Pick out every line that holds the string "JSON" and copy it.

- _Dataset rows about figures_
□ □ □ □
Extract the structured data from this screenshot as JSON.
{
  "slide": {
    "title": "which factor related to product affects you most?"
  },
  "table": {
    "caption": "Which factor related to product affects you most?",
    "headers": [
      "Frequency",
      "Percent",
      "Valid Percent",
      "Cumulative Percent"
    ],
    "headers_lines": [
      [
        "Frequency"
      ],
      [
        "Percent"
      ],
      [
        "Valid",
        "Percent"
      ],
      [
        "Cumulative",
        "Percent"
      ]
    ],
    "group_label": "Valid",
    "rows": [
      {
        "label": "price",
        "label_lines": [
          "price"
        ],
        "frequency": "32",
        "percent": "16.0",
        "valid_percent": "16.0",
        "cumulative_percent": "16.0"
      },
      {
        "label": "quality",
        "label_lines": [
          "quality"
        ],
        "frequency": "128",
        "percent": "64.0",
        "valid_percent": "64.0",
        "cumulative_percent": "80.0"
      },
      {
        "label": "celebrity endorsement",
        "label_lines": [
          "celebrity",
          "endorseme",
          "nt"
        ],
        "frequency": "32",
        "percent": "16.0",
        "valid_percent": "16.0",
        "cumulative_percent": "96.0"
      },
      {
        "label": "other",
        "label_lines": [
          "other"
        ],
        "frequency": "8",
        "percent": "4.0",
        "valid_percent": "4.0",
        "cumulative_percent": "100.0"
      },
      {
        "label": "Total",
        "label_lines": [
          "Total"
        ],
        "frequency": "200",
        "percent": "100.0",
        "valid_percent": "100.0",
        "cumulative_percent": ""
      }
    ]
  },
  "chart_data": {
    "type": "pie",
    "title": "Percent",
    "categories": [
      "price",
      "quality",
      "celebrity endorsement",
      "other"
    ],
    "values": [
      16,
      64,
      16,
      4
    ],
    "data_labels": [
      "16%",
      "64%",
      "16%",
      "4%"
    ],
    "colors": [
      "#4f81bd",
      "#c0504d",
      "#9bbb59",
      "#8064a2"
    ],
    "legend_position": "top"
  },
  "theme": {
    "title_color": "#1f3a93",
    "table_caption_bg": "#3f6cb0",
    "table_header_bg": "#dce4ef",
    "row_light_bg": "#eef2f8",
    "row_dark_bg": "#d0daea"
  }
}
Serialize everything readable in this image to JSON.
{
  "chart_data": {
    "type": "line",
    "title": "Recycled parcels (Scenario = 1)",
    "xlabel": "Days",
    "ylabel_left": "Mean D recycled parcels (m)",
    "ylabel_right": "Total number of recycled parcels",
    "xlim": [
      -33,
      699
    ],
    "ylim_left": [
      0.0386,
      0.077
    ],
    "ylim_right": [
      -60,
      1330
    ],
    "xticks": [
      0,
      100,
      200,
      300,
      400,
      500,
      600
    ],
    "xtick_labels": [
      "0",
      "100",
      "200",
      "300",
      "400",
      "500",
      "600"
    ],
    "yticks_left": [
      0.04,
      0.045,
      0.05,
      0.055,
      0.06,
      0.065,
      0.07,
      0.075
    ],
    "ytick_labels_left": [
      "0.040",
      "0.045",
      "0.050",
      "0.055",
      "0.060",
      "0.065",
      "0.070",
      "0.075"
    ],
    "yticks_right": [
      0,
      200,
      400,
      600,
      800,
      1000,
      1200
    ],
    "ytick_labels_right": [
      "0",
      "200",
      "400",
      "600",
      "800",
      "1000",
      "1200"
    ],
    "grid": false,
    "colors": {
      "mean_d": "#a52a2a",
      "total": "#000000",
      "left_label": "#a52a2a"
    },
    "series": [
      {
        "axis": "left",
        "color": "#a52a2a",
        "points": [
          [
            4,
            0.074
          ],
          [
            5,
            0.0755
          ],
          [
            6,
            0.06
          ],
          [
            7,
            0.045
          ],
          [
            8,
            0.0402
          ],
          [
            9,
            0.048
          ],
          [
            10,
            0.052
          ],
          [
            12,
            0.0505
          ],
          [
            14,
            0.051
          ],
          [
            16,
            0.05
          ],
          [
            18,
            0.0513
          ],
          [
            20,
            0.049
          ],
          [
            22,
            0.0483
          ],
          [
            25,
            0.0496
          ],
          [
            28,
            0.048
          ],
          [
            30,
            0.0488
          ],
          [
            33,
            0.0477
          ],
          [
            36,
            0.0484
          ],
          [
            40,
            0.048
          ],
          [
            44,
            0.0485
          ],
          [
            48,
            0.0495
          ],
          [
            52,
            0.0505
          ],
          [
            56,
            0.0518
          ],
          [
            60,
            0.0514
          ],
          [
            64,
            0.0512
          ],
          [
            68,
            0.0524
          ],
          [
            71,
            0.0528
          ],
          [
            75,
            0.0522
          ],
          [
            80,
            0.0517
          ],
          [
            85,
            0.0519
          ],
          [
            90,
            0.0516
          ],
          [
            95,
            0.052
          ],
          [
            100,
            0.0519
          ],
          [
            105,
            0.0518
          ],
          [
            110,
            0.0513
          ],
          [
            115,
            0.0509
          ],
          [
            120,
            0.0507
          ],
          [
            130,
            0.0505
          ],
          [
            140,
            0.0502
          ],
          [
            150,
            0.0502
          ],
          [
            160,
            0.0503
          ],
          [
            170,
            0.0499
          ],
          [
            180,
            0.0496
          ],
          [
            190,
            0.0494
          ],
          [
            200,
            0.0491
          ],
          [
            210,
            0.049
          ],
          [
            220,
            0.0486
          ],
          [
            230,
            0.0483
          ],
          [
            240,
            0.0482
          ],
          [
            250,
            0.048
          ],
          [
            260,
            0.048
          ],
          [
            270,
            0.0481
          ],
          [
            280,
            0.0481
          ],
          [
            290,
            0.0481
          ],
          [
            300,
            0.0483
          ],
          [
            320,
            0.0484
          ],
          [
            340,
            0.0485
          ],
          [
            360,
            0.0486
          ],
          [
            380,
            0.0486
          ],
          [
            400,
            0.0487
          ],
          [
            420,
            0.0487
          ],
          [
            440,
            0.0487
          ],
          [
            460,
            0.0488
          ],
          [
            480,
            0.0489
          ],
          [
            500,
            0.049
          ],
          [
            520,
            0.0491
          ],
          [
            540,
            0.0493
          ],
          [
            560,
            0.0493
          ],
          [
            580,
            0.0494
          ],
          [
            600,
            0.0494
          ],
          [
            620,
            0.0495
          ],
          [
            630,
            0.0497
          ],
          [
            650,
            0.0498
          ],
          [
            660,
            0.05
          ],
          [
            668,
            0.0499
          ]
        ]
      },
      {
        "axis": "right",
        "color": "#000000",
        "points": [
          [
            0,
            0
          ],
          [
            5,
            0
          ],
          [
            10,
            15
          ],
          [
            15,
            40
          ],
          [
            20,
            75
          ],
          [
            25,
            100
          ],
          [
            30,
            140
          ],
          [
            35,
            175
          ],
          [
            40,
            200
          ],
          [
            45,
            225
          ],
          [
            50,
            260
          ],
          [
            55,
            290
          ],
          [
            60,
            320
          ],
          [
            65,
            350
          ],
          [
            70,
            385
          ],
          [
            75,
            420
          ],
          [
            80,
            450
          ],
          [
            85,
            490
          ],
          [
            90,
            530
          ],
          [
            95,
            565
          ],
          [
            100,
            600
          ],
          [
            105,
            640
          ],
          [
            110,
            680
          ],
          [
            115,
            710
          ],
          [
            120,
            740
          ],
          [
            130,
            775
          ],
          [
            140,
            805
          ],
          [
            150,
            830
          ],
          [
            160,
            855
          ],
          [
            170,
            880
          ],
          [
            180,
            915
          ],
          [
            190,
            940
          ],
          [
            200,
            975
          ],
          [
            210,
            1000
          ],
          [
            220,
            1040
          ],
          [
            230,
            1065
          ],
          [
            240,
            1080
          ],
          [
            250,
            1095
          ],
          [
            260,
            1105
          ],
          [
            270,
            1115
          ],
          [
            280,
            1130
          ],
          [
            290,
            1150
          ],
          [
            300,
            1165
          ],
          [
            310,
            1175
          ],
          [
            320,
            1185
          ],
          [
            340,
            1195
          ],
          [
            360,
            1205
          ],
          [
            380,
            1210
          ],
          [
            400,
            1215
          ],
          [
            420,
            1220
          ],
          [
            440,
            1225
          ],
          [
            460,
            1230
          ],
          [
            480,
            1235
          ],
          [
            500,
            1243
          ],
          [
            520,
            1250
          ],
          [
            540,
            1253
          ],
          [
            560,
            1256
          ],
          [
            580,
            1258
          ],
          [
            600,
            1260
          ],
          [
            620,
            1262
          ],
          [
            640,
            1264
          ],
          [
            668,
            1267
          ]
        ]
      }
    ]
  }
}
□ □ □ □
- _FINAL RESULT_
Extract the structured data from this screenshot as JSON.
Serialize everything readable in this image to JSON.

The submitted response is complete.